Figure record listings

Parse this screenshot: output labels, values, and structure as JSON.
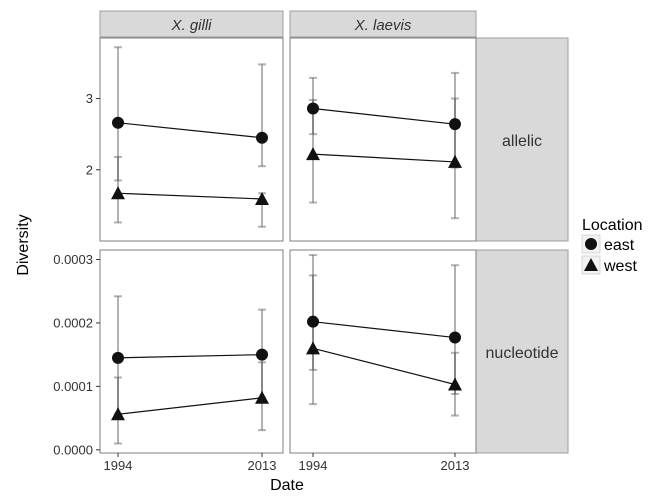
{
  "chart_data": {
    "type": "line",
    "xlabel": "Date",
    "ylabel": "Diversity",
    "x": [
      "1994",
      "2013"
    ],
    "columns": [
      "X. gilli",
      "X. laevis"
    ],
    "rows": [
      "allelic",
      "nucleotide"
    ],
    "legend": {
      "title": "Location",
      "placement": "right",
      "entries": [
        {
          "name": "east",
          "marker": "circle"
        },
        {
          "name": "west",
          "marker": "triangle"
        }
      ]
    },
    "y_axes": {
      "allelic": {
        "ylim": [
          1.0,
          3.85
        ],
        "ticks": [
          "2",
          "3"
        ]
      },
      "nucleotide": {
        "ylim": [
          -5e-06,
          0.000315
        ],
        "ticks": [
          "0.0000",
          "0.0001",
          "0.0002",
          "0.0003"
        ]
      }
    },
    "panels": [
      {
        "column": "X. gilli",
        "row": "allelic",
        "series": [
          {
            "name": "east",
            "values": [
              2.66,
              2.45
            ],
            "err_low": [
              1.85,
              2.05
            ],
            "err_high": [
              3.72,
              3.48
            ]
          },
          {
            "name": "west",
            "values": [
              1.67,
              1.59
            ],
            "err_low": [
              1.26,
              1.2
            ],
            "err_high": [
              2.18,
              1.67
            ]
          }
        ]
      },
      {
        "column": "X. laevis",
        "row": "allelic",
        "series": [
          {
            "name": "east",
            "values": [
              2.86,
              2.64
            ],
            "err_low": [
              2.5,
              2.03
            ],
            "err_high": [
              3.29,
              3.36
            ]
          },
          {
            "name": "west",
            "values": [
              2.22,
              2.11
            ],
            "err_low": [
              1.54,
              1.32
            ],
            "err_high": [
              2.98,
              3.0
            ]
          }
        ]
      },
      {
        "column": "X. gilli",
        "row": "nucleotide",
        "series": [
          {
            "name": "east",
            "values": [
              0.000145,
              0.00015
            ],
            "err_low": [
              5.7e-05,
              8.2e-05
            ],
            "err_high": [
              0.000242,
              0.000221
            ]
          },
          {
            "name": "west",
            "values": [
              5.6e-05,
              8.2e-05
            ],
            "err_low": [
              1e-05,
              3.1e-05
            ],
            "err_high": [
              0.000114,
              0.000138
            ]
          }
        ]
      },
      {
        "column": "X. laevis",
        "row": "nucleotide",
        "series": [
          {
            "name": "east",
            "values": [
              0.000202,
              0.000177
            ],
            "err_low": [
              0.000126,
              8.8e-05
            ],
            "err_high": [
              0.000307,
              0.000291
            ]
          },
          {
            "name": "west",
            "values": [
              0.00016,
              0.000103
            ],
            "err_low": [
              7.2e-05,
              5.4e-05
            ],
            "err_high": [
              0.000275,
              0.000153
            ]
          }
        ]
      }
    ],
    "grid": false
  }
}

## PROBLEM STATEMENT
Your task is an exact transcription of all the data, minus the pictures.

## REPLY
Parse this screenshot: output labels, values, and structure as JSON.
{
  "chart_data": {
    "type": "line",
    "xlabel": "Date",
    "ylabel": "Diversity",
    "x": [
      "1994",
      "2013"
    ],
    "columns": [
      "X. gilli",
      "X. laevis"
    ],
    "rows": [
      "allelic",
      "nucleotide"
    ],
    "legend": {
      "title": "Location",
      "placement": "right",
      "entries": [
        {
          "name": "east",
          "marker": "circle"
        },
        {
          "name": "west",
          "marker": "triangle"
        }
      ]
    },
    "y_axes": {
      "allelic": {
        "ylim": [
          1.0,
          3.85
        ],
        "ticks": [
          "2",
          "3"
        ]
      },
      "nucleotide": {
        "ylim": [
          -5e-06,
          0.000315
        ],
        "ticks": [
          "0.0000",
          "0.0001",
          "0.0002",
          "0.0003"
        ]
      }
    },
    "panels": [
      {
        "column": "X. gilli",
        "row": "allelic",
        "series": [
          {
            "name": "east",
            "values": [
              2.66,
              2.45
            ],
            "err_low": [
              1.85,
              2.05
            ],
            "err_high": [
              3.72,
              3.48
            ]
          },
          {
            "name": "west",
            "values": [
              1.67,
              1.59
            ],
            "err_low": [
              1.26,
              1.2
            ],
            "err_high": [
              2.18,
              1.67
            ]
          }
        ]
      },
      {
        "column": "X. laevis",
        "row": "allelic",
        "series": [
          {
            "name": "east",
            "values": [
              2.86,
              2.64
            ],
            "err_low": [
              2.5,
              2.03
            ],
            "err_high": [
              3.29,
              3.36
            ]
          },
          {
            "name": "west",
            "values": [
              2.22,
              2.11
            ],
            "err_low": [
              1.54,
              1.32
            ],
            "err_high": [
              2.98,
              3.0
            ]
          }
        ]
      },
      {
        "column": "X. gilli",
        "row": "nucleotide",
        "series": [
          {
            "name": "east",
            "values": [
              0.000145,
              0.00015
            ],
            "err_low": [
              5.7e-05,
              8.2e-05
            ],
            "err_high": [
              0.000242,
              0.000221
            ]
          },
          {
            "name": "west",
            "values": [
              5.6e-05,
              8.2e-05
            ],
            "err_low": [
              1e-05,
              3.1e-05
            ],
            "err_high": [
              0.000114,
              0.000138
            ]
          }
        ]
      },
      {
        "column": "X. laevis",
        "row": "nucleotide",
        "series": [
          {
            "name": "east",
            "values": [
              0.000202,
              0.000177
            ],
            "err_low": [
              0.000126,
              8.8e-05
            ],
            "err_high": [
              0.000307,
              0.000291
            ]
          },
          {
            "name": "west",
            "values": [
              0.00016,
              0.000103
            ],
            "err_low": [
              7.2e-05,
              5.4e-05
            ],
            "err_high": [
              0.000275,
              0.000153
            ]
          }
        ]
      }
    ],
    "grid": false
  }
}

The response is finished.